— start —

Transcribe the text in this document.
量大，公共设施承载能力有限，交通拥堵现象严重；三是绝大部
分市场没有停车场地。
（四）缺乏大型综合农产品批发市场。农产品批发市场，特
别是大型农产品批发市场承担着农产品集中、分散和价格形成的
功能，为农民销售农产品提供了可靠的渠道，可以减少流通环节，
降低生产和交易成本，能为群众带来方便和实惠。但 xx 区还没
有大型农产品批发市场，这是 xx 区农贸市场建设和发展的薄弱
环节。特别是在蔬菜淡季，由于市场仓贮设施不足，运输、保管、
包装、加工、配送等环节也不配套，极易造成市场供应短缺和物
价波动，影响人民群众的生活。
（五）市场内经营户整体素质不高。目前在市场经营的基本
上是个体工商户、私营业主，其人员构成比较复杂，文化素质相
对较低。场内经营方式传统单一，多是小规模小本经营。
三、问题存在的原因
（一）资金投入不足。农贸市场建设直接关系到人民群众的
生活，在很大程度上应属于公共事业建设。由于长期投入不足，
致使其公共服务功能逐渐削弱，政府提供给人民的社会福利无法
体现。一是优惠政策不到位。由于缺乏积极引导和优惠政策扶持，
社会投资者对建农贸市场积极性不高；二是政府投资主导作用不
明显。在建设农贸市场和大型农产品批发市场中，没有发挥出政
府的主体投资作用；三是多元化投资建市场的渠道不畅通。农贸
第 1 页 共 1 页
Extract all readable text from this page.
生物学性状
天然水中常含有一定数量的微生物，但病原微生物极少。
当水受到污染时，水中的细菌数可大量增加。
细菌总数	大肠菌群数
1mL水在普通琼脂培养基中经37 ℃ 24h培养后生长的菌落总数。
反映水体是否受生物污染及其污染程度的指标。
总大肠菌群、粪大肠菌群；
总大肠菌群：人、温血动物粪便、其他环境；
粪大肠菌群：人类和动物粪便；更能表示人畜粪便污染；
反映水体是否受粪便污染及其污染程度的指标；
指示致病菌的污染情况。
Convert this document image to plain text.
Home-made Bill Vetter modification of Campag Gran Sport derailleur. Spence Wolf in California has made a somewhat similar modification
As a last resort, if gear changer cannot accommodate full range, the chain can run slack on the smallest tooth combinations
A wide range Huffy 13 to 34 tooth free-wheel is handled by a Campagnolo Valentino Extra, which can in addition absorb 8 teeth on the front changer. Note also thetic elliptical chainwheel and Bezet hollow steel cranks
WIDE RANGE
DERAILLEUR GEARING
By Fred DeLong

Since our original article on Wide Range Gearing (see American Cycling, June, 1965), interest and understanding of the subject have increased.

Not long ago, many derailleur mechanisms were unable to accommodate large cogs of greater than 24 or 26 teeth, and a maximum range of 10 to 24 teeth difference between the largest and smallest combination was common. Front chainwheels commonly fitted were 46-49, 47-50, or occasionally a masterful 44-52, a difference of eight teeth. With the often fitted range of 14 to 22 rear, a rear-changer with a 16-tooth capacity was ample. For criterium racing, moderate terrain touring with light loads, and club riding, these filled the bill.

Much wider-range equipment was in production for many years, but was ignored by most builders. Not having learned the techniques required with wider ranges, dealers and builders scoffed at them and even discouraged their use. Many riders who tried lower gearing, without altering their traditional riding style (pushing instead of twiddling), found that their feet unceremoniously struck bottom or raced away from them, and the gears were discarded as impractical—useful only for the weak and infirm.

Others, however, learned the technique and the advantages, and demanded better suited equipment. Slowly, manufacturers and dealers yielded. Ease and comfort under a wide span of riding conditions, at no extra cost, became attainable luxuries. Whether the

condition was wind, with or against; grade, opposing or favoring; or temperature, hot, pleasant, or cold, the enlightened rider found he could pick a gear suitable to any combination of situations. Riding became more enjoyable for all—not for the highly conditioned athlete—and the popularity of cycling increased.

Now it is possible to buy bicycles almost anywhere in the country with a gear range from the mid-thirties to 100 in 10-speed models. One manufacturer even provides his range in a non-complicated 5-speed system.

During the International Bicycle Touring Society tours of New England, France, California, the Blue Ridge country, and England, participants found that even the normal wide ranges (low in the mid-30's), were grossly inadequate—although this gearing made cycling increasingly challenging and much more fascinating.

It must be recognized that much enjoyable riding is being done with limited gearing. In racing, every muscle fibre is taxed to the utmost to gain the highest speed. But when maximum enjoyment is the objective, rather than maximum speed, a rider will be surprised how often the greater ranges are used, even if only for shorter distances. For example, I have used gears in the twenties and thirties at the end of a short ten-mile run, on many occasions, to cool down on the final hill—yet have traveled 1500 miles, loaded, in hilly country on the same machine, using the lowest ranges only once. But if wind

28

— end —

■ **What is required**: Show all lines above holding "document".

■ **Solution below**:
Transcribe the text in this document.
Convert this document image to plain text.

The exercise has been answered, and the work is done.